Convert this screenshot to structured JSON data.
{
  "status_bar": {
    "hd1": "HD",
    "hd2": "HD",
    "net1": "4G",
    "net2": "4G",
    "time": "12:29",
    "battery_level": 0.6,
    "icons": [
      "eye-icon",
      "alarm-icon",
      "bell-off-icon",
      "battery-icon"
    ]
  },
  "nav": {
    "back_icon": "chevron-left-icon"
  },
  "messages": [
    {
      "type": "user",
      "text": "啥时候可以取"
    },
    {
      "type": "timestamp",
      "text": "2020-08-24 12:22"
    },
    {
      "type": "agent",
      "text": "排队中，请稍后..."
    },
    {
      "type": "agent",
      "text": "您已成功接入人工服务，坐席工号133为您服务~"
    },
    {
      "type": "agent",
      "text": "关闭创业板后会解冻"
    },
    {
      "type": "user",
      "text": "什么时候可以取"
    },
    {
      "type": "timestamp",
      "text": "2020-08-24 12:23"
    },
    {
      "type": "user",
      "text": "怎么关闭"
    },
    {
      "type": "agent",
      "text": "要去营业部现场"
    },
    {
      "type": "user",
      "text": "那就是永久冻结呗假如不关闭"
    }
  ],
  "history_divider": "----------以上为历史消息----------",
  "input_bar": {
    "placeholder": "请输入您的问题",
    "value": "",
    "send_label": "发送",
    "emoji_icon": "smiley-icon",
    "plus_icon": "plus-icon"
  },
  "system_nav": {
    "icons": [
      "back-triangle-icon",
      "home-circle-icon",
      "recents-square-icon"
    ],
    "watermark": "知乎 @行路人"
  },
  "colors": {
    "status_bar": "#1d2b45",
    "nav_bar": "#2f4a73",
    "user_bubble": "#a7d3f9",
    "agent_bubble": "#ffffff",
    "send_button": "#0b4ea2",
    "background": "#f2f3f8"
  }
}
····················
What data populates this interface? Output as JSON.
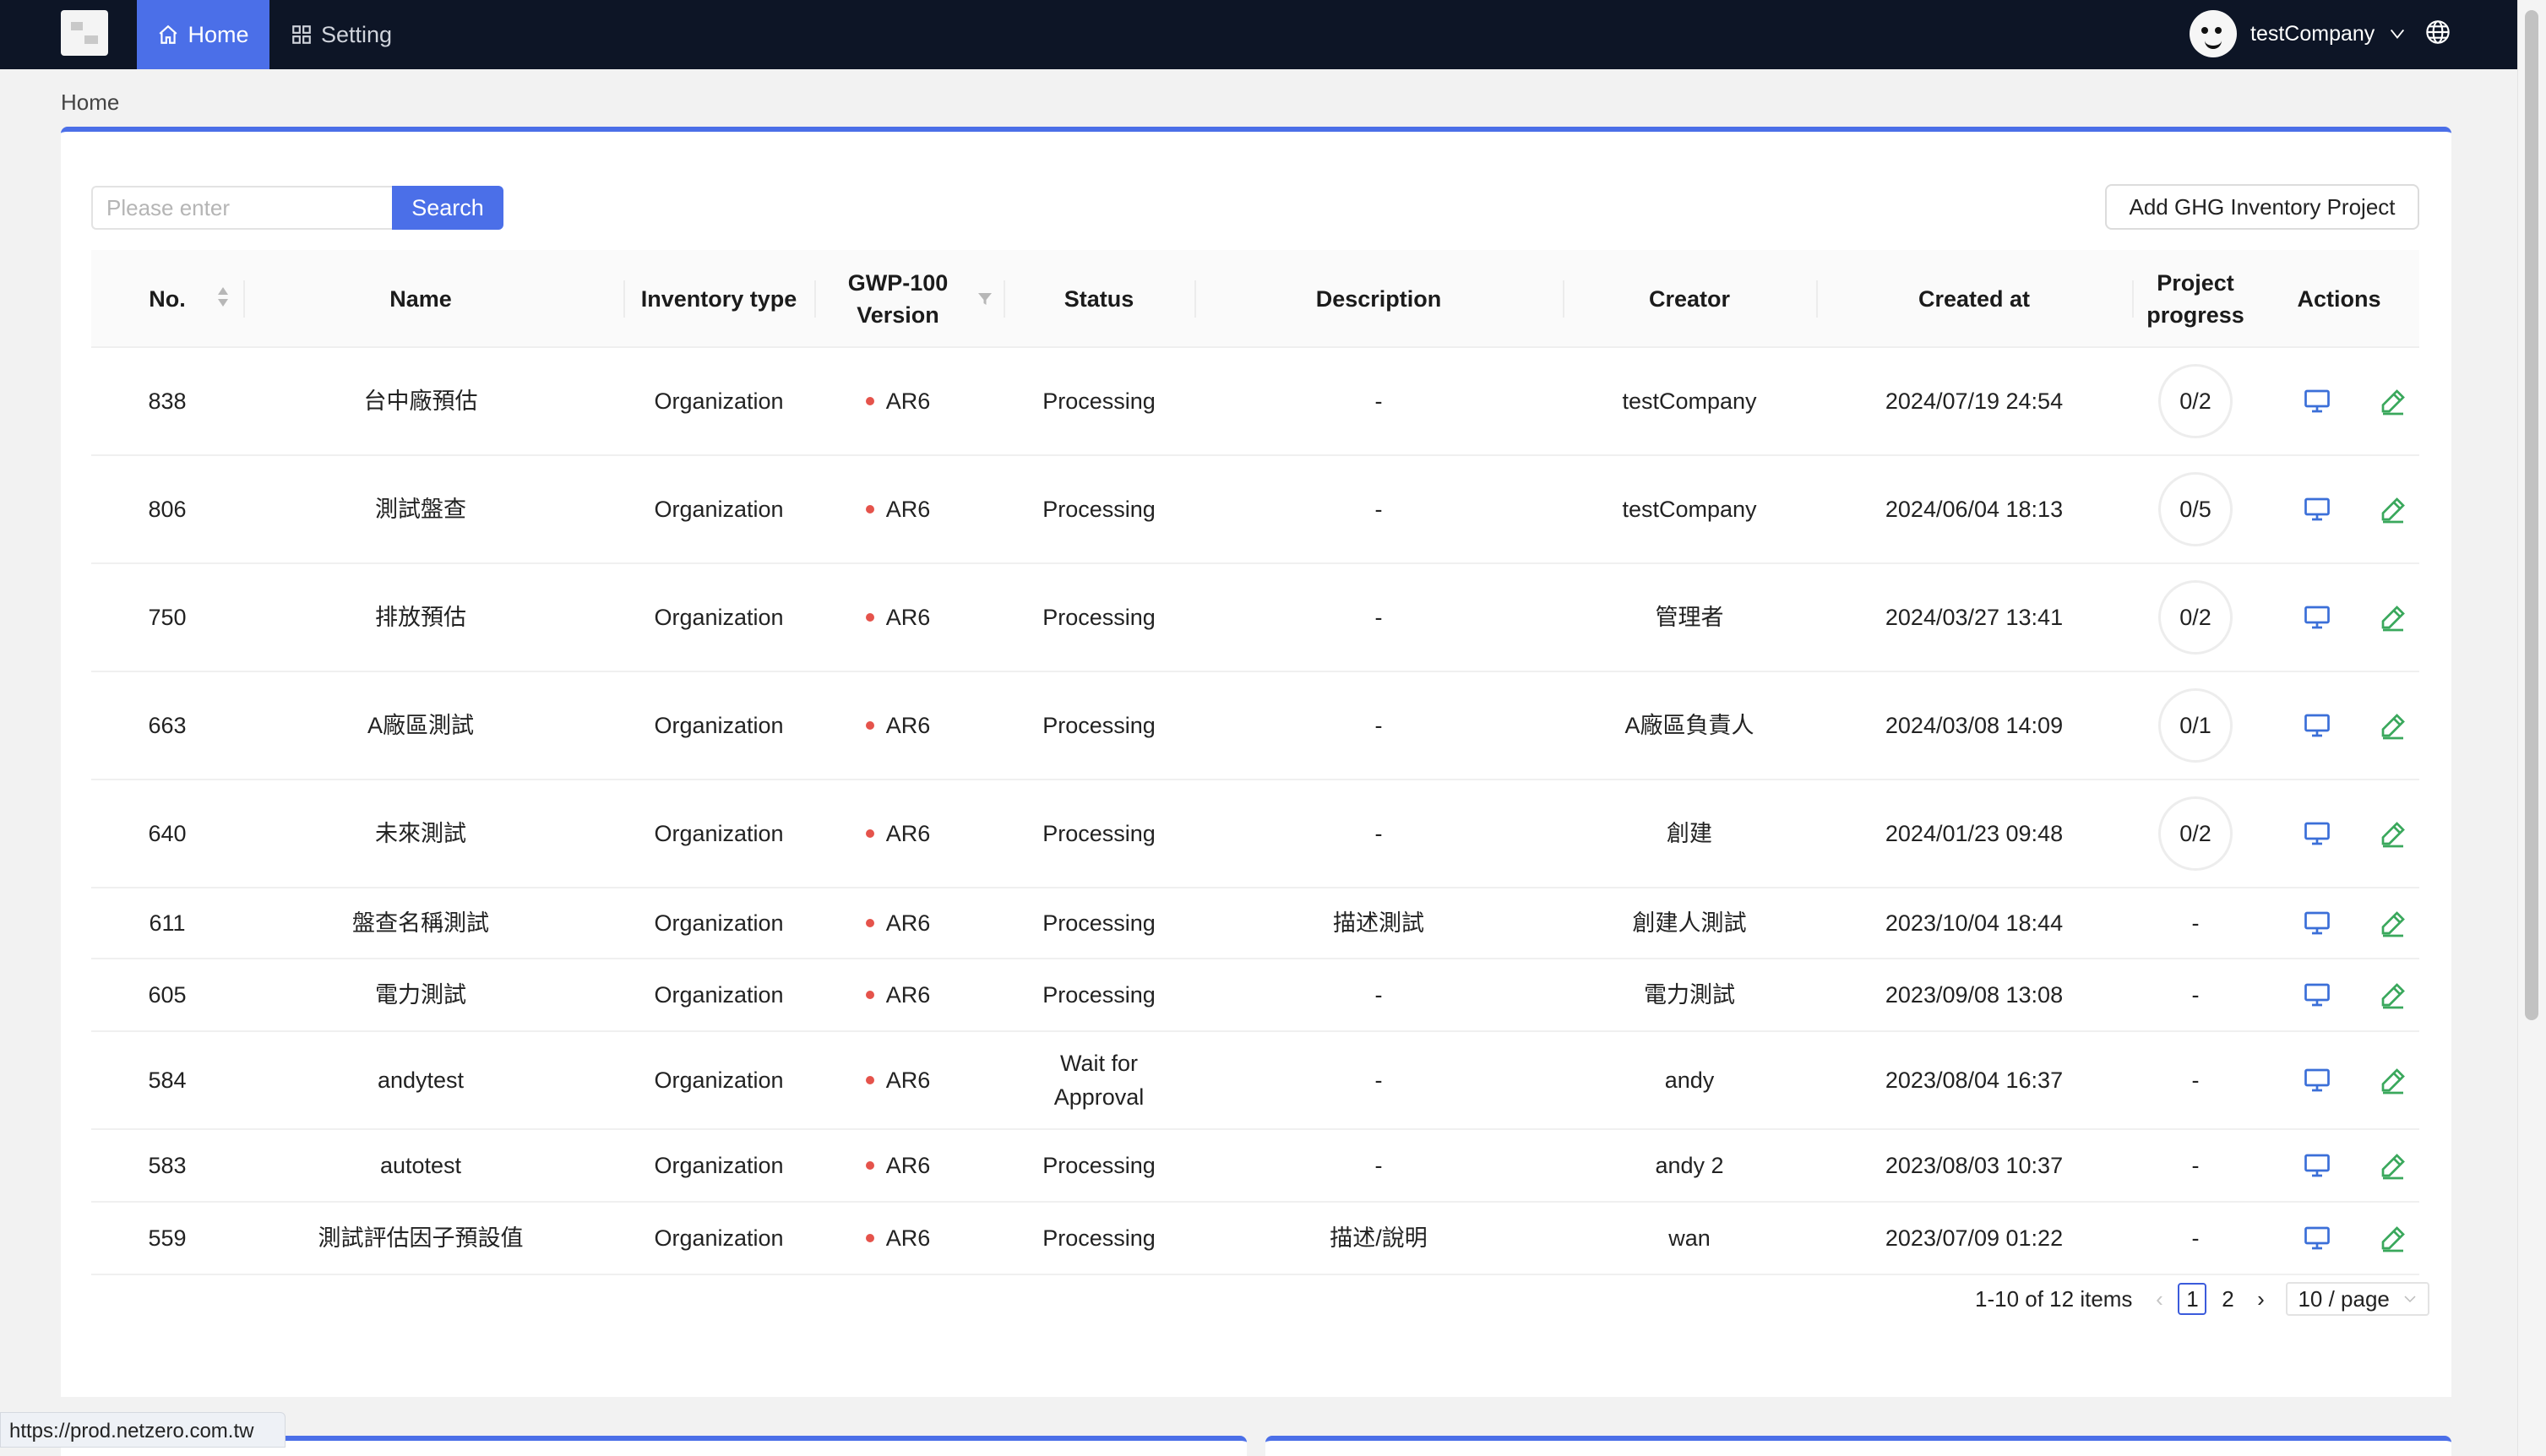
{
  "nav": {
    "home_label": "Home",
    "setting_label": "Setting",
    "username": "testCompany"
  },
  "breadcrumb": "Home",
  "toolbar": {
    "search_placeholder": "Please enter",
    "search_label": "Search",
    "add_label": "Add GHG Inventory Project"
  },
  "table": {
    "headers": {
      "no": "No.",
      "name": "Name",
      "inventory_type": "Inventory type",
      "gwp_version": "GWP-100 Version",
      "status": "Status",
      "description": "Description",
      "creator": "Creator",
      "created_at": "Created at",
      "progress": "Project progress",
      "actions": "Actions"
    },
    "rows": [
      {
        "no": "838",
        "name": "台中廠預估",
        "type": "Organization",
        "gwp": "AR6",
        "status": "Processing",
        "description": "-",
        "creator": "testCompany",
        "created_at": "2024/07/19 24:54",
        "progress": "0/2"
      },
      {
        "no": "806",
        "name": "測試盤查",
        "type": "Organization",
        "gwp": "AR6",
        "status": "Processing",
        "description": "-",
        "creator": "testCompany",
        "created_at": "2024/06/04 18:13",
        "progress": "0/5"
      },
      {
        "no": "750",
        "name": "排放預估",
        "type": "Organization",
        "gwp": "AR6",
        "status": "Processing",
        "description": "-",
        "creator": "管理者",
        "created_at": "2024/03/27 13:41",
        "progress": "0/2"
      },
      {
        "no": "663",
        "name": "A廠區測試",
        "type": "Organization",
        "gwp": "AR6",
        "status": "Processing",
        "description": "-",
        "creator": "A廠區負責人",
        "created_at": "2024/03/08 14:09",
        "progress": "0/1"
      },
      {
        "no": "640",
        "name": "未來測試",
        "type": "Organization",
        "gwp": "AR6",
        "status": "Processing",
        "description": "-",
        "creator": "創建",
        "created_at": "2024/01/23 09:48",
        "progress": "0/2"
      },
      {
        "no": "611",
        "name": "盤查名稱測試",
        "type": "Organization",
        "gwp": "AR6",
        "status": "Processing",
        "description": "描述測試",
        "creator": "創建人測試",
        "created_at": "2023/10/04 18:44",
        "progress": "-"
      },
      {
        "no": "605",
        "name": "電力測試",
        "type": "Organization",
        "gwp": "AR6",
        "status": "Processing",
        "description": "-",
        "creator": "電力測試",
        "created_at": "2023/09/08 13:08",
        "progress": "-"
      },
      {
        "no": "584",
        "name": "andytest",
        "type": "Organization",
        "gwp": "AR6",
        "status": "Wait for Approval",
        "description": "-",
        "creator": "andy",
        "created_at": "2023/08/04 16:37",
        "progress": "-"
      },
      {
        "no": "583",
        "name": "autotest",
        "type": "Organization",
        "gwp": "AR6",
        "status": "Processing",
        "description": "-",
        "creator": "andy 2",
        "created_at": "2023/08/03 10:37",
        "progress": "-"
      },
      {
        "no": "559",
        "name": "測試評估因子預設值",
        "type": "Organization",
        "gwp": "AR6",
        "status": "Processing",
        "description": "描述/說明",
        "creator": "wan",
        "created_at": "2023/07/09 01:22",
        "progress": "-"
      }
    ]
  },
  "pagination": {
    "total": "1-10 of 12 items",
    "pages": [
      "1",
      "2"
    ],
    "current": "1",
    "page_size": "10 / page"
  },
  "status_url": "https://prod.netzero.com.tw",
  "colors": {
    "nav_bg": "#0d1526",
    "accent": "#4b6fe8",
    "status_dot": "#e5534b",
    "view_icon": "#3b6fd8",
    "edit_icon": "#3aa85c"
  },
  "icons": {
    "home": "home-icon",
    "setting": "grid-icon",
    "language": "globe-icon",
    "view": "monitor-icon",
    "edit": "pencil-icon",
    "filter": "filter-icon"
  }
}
····················
| AIM OF THE EXERCISE |
Go through the material line by line. Show each line that contains the string "Project".

| WRITTEN RESPONSE |
    "add_label": "Add GHG Inventory Project"
      "progress": "Project progress",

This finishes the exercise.